**Provided text**

START

1 Little-Known Social Security Rule Could Boost Your Monthly Check Up to 26.7%, Even if You're Already Collecting Benefits


You can still take control of your Social Security benefits after you claim.

You might not realize it, but your Social Security check isn’t set in stone once you claim benefits.

On top of the annual COLA, which increases monthly benefits to keep up with inflation, there are several factors that could result in a boost to your income. Examples include switching to spousal or survivor benefits, or no longer falling subject to the retirement earnings test.

Still, the age you decide to initially claim benefits will have a huge impact on your finances in retirement. Claiming early usually means a smaller monthly benefit compared to waiting until you’re older. The difference between claiming as soon as possible at age 62 versus waiting until age 70 can be as much as a 77% increase in benefits.

END

**Material provided**
START

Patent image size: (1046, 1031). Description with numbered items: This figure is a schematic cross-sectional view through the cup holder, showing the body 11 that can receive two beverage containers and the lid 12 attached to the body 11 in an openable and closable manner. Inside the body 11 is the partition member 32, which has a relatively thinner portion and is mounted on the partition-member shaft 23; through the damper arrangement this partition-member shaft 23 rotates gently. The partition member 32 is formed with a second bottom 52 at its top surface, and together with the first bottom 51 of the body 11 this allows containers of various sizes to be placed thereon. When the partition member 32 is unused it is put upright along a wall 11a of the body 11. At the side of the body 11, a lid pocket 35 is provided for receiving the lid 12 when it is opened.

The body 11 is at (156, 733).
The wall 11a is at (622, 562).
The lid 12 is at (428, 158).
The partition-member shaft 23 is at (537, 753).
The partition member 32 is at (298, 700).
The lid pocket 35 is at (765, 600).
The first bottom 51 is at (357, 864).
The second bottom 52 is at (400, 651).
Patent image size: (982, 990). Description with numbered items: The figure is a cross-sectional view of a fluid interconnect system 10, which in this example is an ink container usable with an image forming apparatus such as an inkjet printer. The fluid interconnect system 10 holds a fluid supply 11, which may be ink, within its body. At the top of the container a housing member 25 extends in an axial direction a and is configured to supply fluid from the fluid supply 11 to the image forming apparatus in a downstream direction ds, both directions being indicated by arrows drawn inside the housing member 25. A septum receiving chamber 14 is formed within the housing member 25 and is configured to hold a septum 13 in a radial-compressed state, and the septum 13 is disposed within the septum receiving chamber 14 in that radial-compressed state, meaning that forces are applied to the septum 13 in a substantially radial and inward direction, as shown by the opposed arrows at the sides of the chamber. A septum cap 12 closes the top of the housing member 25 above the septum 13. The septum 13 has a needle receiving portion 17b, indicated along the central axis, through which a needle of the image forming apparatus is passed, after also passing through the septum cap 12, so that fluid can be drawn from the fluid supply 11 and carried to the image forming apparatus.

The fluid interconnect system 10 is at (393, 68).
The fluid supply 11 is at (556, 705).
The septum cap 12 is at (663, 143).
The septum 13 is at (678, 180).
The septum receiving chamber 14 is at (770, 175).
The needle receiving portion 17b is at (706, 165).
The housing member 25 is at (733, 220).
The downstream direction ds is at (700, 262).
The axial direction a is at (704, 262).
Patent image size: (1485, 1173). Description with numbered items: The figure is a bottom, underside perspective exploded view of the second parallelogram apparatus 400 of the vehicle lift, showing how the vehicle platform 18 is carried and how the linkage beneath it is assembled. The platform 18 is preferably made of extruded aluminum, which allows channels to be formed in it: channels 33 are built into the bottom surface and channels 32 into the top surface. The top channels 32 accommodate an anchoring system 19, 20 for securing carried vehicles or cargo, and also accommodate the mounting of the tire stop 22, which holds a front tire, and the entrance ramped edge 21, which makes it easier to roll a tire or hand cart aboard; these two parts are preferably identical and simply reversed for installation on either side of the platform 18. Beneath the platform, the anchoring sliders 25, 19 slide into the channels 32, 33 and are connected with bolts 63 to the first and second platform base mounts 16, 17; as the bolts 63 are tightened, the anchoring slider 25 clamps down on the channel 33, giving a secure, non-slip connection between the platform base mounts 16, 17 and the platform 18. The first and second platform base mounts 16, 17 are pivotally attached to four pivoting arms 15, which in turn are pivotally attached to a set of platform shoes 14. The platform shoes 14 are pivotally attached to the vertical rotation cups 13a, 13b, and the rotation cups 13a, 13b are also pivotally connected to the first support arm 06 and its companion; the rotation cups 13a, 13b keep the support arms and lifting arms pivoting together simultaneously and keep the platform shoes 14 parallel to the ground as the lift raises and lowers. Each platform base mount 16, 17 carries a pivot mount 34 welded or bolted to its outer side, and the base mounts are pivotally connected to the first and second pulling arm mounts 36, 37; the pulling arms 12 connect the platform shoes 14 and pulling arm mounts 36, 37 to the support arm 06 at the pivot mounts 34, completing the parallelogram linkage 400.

END

**Problems to solve**
#1 Repeat the passage of the Social Security article from "1 Little-Known Social" to "you claim benefits." word for word.
#2 Go on with the Social Security article from the point where it stops, not the listing.

**Task-by-task results**
#1
1 Little-Known Social Security Rule Could Boost Your Monthly Check Up to 26.7%, Even if You're Already Collecting Benefits


You can still take control of your Social Security benefits after you claim.

You might not realize it, but your Social Security check isn’t set in stone once you claim benefits.

#2
While the ship might have sailed to get that 77% boost for waiting, there’s still a strategy where you can take back control of your monthly benefit by using a little-known rule. Some retirees could increase their Social Security check by as much as 26.7%.

A Social Security card sandwiched between hundred-dollar bills.

Image source: Getty Images.

The three factors impacting your Social Security benefit

In order to understand the strategy for boosting your benefit up to 26.7%, it’s important to understand the basics of how the government calculates your monthly check. There are only three factors that determine the size of your first Social Security check:

  1. Your earnings throughout your career
  2. When you were born
  3. The age you claim benefits

When you apply for benefits, the Social Security Administration (SSA) will take a look at your earnings history and adjust each year’s earnings for changes in wage inflation. It then takes the 35 highest-earning years and finds the average. That number gets divided by 12 to determine your average indexed monthly earnings (AIME).

The SSA takes your AIME and plugs it into the Social Security benefits formula, which determines your primary insurance amount (PIA). The PIA is what you qualify for in the month you reach full retirement age.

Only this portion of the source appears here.